◆ **Exercise objective**
Render every entry verbatim.

◆ **Data rows**
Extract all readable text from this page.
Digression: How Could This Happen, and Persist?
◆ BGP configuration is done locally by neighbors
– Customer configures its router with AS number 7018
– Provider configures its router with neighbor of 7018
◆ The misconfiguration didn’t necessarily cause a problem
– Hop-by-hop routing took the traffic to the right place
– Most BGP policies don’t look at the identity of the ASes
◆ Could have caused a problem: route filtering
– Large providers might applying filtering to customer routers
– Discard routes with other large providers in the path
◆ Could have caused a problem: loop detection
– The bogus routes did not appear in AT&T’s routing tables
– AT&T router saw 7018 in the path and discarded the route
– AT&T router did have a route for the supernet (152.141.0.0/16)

◆ **Worked solution**
Extract all readable text from this page.
Digression: How Could This Happen, and Persist?
◆ BGP configuration is done locally by neighbors
– Customer configures its router with AS number 7018
– Provider configures its router with neighbor of 7018
◆ The misconfiguration didn’t necessarily cause a problem
– Hop-by-hop routing took the traffic to the right place
– Most BGP policies don’t look at the identity of the ASes
◆ Could have caused a problem: route filtering
– Large providers might applying filtering to customer routers
– Discard routes with other large providers in the path
◆ Could have caused a problem: loop detection
– The bogus routes did not appear in AT&T’s routing tables
– AT&T router saw 7018 in the path and discarded the route
– AT&T router did have a route for the supernet (152.141.0.0/16)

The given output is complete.